EXERCISE INPUT ▸

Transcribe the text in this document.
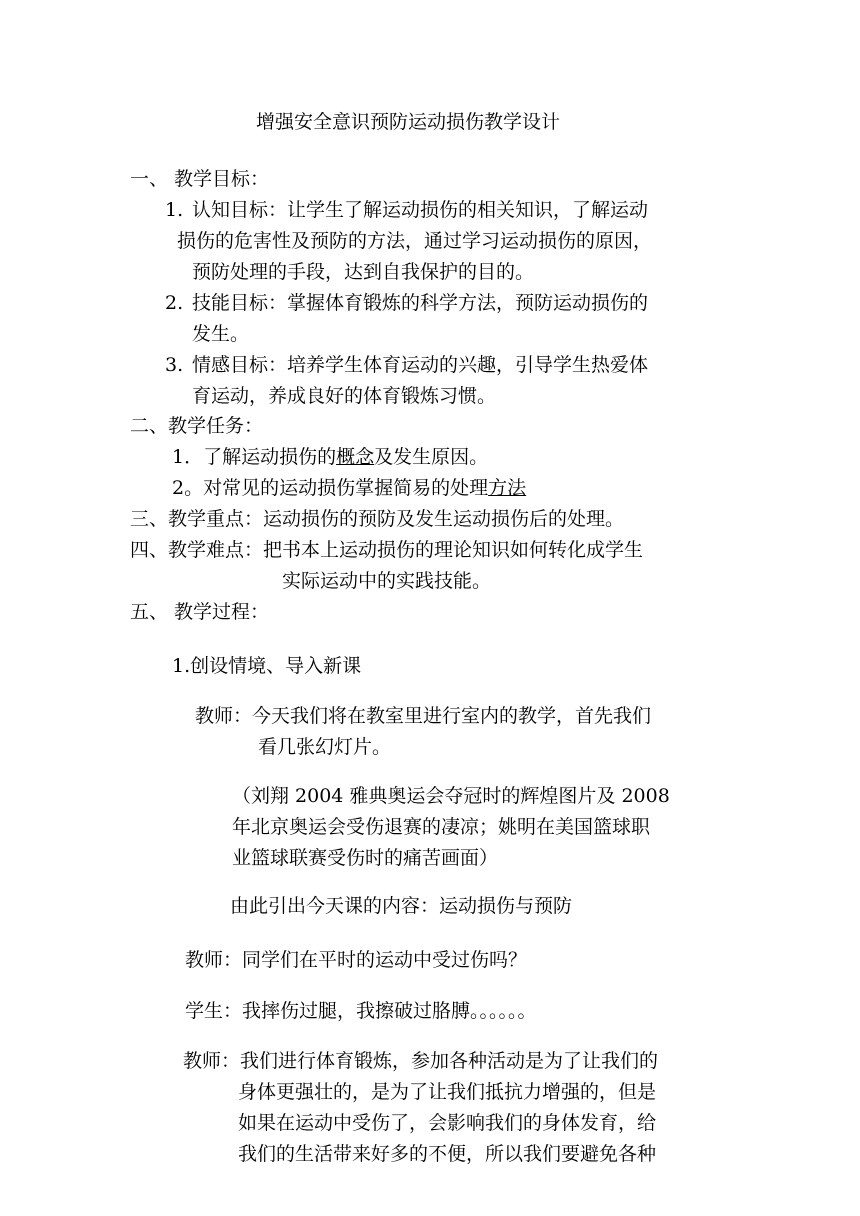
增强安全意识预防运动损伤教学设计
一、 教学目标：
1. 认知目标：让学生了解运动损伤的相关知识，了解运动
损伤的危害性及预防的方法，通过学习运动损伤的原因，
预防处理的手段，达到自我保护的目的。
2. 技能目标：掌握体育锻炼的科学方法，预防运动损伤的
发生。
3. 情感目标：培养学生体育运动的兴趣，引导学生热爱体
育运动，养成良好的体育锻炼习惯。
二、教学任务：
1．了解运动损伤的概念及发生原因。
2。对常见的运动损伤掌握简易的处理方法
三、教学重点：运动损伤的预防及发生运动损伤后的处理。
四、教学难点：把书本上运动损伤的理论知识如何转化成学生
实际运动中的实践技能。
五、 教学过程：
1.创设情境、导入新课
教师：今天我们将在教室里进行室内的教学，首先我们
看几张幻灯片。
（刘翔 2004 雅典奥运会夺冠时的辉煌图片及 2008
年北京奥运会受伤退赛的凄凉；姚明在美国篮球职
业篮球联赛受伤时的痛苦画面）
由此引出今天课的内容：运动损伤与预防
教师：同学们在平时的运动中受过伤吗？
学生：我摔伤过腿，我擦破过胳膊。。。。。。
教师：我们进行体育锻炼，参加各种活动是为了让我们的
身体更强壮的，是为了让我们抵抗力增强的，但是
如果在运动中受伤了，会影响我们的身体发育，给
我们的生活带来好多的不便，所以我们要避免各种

WHAT IS ASKED ▸ Could you reproduce every record above exactly, leaving out the pictures?

THE SOLUTION ▸
Transcribe the text in this document.
增强安全意识预防运动损伤教学设计
一、 教学目标：
1. 认知目标：让学生了解运动损伤的相关知识，了解运动
损伤的危害性及预防的方法，通过学习运动损伤的原因，
预防处理的手段，达到自我保护的目的。
2. 技能目标：掌握体育锻炼的科学方法，预防运动损伤的
发生。
3. 情感目标：培养学生体育运动的兴趣，引导学生热爱体
育运动，养成良好的体育锻炼习惯。
二、教学任务：
1．了解运动损伤的概念及发生原因。
2。对常见的运动损伤掌握简易的处理方法
三、教学重点：运动损伤的预防及发生运动损伤后的处理。
四、教学难点：把书本上运动损伤的理论知识如何转化成学生
实际运动中的实践技能。
五、 教学过程：
1.创设情境、导入新课
教师：今天我们将在教室里进行室内的教学，首先我们
看几张幻灯片。
（刘翔 2004 雅典奥运会夺冠时的辉煌图片及 2008
年北京奥运会受伤退赛的凄凉；姚明在美国篮球职
业篮球联赛受伤时的痛苦画面）
由此引出今天课的内容：运动损伤与预防
教师：同学们在平时的运动中受过伤吗？
学生：我摔伤过腿，我擦破过胳膊。。。。。。
教师：我们进行体育锻炼，参加各种活动是为了让我们的
身体更强壮的，是为了让我们抵抗力增强的，但是
如果在运动中受伤了，会影响我们的身体发育，给
我们的生活带来好多的不便，所以我们要避免各种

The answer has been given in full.